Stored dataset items

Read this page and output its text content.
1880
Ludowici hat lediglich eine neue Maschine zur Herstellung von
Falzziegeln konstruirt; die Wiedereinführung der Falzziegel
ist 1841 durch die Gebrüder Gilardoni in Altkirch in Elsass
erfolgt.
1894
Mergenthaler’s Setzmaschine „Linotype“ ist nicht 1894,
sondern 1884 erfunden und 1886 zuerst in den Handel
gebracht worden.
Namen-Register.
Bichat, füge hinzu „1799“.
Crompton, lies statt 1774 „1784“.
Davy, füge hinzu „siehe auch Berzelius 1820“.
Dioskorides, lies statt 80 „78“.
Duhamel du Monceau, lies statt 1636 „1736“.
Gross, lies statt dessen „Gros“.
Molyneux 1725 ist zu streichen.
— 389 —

...

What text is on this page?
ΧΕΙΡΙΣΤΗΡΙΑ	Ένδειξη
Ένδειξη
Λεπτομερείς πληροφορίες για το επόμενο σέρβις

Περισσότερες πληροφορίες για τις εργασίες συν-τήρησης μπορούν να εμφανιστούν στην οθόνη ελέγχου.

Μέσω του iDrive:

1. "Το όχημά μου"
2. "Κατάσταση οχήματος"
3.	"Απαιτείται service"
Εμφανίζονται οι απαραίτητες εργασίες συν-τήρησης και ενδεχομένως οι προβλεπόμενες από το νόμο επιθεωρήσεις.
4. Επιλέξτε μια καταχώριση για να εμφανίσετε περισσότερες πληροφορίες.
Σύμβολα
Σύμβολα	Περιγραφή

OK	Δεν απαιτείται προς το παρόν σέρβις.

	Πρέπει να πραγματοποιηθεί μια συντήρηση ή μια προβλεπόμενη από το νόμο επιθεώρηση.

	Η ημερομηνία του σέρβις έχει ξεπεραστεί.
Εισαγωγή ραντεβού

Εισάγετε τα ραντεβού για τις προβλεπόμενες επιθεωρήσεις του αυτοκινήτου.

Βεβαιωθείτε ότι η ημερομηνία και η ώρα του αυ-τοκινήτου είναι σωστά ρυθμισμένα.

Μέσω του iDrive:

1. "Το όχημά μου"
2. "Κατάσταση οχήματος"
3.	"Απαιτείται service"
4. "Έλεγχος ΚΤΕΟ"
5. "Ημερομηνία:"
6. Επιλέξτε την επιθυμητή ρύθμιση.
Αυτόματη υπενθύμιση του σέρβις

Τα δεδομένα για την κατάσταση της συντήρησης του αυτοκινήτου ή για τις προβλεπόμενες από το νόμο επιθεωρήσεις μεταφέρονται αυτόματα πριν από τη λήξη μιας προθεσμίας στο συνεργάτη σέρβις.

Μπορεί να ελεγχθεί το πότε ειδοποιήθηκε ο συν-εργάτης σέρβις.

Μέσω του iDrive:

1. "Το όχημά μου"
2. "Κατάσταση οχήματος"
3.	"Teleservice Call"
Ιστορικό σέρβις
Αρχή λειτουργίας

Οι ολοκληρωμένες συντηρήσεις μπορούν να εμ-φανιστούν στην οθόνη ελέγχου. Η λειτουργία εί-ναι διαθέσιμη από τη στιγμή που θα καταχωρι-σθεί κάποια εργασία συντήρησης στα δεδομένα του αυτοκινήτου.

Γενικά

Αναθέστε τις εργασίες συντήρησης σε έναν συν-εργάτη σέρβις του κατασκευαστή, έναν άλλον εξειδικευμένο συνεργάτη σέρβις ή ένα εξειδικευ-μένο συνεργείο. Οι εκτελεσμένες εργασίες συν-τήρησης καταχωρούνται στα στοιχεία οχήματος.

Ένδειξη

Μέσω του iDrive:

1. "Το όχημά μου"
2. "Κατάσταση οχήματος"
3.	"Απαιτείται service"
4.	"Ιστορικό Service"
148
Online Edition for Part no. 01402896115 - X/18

[TASK] Show all lines from the records above where the word "εργασίες" occurs.

[CORRECT ANSWER]
Περισσότερες πληροφορίες για τις εργασίες συν-τήρησης μπορούν να εμφανιστούν στην οθόνη ελέγχου.
Εμφανίζονται οι απαραίτητες εργασίες συν-τήρησης και ενδεχομένως οι προβλεπόμενες από το νόμο επιθεωρήσεις.
Αναθέστε τις εργασίες συντήρησης σε έναν συν-εργάτη σέρβις του κατασκευαστή, έναν άλλον εξειδικευμένο συνεργάτη σέρβις ή ένα εξειδικευ-μένο συνεργείο. Οι εκτελεσμένες εργασίες συν-τήρησης καταχωρούνται στα στοιχεία οχήματος.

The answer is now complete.